O estilo de atuação da Cia. do Tijolo alia o tom de declaração pessoal de cada um dos intérpretes ao modo desabrido como cada um deles se lança a um caldo de emoções no qual a plateia dificilmente deixa de mergulhar. Da aura das singularidades e das idiossincrasias passa-se então a uma atmosfera de pathos social habilmente construída. “Popularesca”, dirão os estetas; “populista”, chamarão os cínicos; “popular” intuirão os conhecedores da alma latina. A verdade é que as perguntas que cada atuador se faz – “Quem me ouviria” e “O que é que vai por dentro?” – são dirigidas a cada um de nós, por meio de uma partilha de subjetividades que se tocam e se reconhecem como mútuas.
A música em O avesso do claustro é uma linguagem absolutamente integrada à cena, ora realçando certos elementos narrativos especiais, ora dizendo aquilo que a palavra dos atores simplesmente não consegue expressar, por estar tangido por um tipo de lirismo incompreensível à fala humana. Maurício Damasceno, William Guedes, Clara Kok Martins, Eva Figueiredo e Leandro Goulart se encarregam de criar uma ambiência melódica e rítmica que transita – como seria de se esperar – entre o sagrado e o profano. Sambas, maracatus e bossas interagem com kyries eleisons, hosanas nas alturas e laudamus te benedictus precipitando-se em uma massa sonora que concretiza, tematicamente, a forma do espetáculo.
Questionar a existência de um deus institucionalizado e a íntima relação dessa existência com os poderes mundanos constituídos talvez seja o objetivo maior de um espetáculo que denuncia a escuridão dos claustros (onde “tudo está sempre tão escuro”) e propõe sua reversão por meio da luminosidade da arte e da ética humanística que sempre lhe serviu de esteio. Com a luz lançada pelo teatro, pela música e pela poesia é possível também nos embriagarmos, parece nos dizer a Cia. do Tijolo, fazendo coro com Dom Helder Câmara, ao nos advertir de que é possível deixarmos de nos inebriar somente com nossa própria mediocridade.
*Welington Andrade é doutor em literatura brasileira pela USP, na área de dramaturgia. É professor do curso de jornalismo da Faculdade Cásper Líbero desde 1997, crítico de teatro da revista Cult e autor de um dos capítulos da História do teatro brasileiro: do modernismo às tendências contemporâneas (Editora Perspectiva/Edições Sesc-SP, 2013).

Tarefa proposta
No texto sobre O avesso do claustro, por que a música diz aquilo que a palavra dos atores não consegue expressar? Explique em uma a três frases. Baseie-se exclusivamente no texto sobre O avesso do claustro.

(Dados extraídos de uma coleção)
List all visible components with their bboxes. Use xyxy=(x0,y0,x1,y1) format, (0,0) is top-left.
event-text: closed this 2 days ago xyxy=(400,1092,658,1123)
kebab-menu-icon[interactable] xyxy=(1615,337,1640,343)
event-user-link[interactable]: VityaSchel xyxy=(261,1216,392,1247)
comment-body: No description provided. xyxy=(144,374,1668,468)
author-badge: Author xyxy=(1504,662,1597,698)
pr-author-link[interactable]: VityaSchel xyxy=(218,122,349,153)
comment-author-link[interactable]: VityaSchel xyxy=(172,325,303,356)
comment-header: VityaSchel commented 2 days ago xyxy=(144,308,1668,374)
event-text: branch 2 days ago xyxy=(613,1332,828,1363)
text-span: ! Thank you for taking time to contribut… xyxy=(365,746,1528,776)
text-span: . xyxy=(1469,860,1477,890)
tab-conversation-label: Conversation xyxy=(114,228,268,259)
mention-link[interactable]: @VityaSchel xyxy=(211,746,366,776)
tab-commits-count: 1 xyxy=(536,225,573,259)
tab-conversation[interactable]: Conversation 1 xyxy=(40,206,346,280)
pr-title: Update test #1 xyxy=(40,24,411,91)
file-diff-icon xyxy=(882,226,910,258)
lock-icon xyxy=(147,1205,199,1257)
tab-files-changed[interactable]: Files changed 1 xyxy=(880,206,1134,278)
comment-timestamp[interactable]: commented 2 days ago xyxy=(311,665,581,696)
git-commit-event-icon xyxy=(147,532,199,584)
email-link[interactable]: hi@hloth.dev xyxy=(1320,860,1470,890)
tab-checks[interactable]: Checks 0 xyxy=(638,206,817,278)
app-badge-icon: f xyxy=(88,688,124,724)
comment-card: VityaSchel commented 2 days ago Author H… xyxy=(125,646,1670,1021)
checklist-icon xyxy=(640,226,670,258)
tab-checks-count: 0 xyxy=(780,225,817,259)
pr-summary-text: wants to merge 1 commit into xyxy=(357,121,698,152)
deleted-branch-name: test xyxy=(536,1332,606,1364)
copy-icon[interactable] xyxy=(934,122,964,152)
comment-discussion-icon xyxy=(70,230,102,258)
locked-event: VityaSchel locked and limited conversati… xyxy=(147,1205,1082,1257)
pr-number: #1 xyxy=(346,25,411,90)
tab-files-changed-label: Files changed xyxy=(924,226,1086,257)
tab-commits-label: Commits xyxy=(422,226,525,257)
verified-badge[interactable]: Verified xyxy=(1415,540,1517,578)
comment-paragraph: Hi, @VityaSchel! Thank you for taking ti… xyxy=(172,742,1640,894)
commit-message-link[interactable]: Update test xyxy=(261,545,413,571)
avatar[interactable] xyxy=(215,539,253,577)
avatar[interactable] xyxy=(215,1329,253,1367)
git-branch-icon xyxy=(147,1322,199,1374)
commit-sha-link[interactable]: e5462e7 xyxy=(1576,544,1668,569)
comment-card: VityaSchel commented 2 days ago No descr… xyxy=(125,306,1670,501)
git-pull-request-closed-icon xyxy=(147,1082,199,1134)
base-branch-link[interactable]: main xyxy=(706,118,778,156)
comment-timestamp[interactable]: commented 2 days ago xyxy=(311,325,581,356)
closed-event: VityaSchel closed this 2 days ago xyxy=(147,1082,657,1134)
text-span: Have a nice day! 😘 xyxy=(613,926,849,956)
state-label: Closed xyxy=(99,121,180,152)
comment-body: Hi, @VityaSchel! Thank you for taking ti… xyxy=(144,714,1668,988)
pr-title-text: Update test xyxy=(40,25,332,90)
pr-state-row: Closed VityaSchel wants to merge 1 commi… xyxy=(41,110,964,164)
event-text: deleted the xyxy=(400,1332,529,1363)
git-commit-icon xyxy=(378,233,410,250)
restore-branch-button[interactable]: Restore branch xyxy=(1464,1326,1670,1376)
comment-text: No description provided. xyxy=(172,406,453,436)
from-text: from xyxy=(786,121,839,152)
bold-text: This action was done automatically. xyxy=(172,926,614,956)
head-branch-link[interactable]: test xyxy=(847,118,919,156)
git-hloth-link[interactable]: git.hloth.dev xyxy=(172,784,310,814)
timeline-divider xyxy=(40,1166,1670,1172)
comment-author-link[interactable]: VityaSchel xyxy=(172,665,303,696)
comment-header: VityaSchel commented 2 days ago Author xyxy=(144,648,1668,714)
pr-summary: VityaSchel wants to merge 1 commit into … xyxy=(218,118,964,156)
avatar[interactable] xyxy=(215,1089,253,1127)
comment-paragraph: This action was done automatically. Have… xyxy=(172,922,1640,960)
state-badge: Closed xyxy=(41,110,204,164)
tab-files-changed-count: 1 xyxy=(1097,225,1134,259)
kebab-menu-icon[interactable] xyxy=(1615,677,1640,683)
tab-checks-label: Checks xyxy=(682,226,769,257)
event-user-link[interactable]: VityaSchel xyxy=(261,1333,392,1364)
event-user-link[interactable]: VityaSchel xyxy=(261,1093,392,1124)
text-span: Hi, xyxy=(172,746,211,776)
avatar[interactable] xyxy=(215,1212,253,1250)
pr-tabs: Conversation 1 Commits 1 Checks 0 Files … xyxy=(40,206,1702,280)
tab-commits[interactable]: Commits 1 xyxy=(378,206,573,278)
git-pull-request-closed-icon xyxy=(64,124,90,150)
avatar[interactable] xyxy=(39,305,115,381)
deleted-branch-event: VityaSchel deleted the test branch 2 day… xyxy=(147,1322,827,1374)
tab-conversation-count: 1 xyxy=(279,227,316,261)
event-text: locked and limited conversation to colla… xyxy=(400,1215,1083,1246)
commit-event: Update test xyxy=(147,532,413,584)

Resultado da tarefa
A palavra dos atores não consegue expressar certas coisas porque elas estão tangidas por um tipo de lirismo incompreensível à fala humana. Por isso, a música, integrada à cena, assume a tarefa de dizê-las.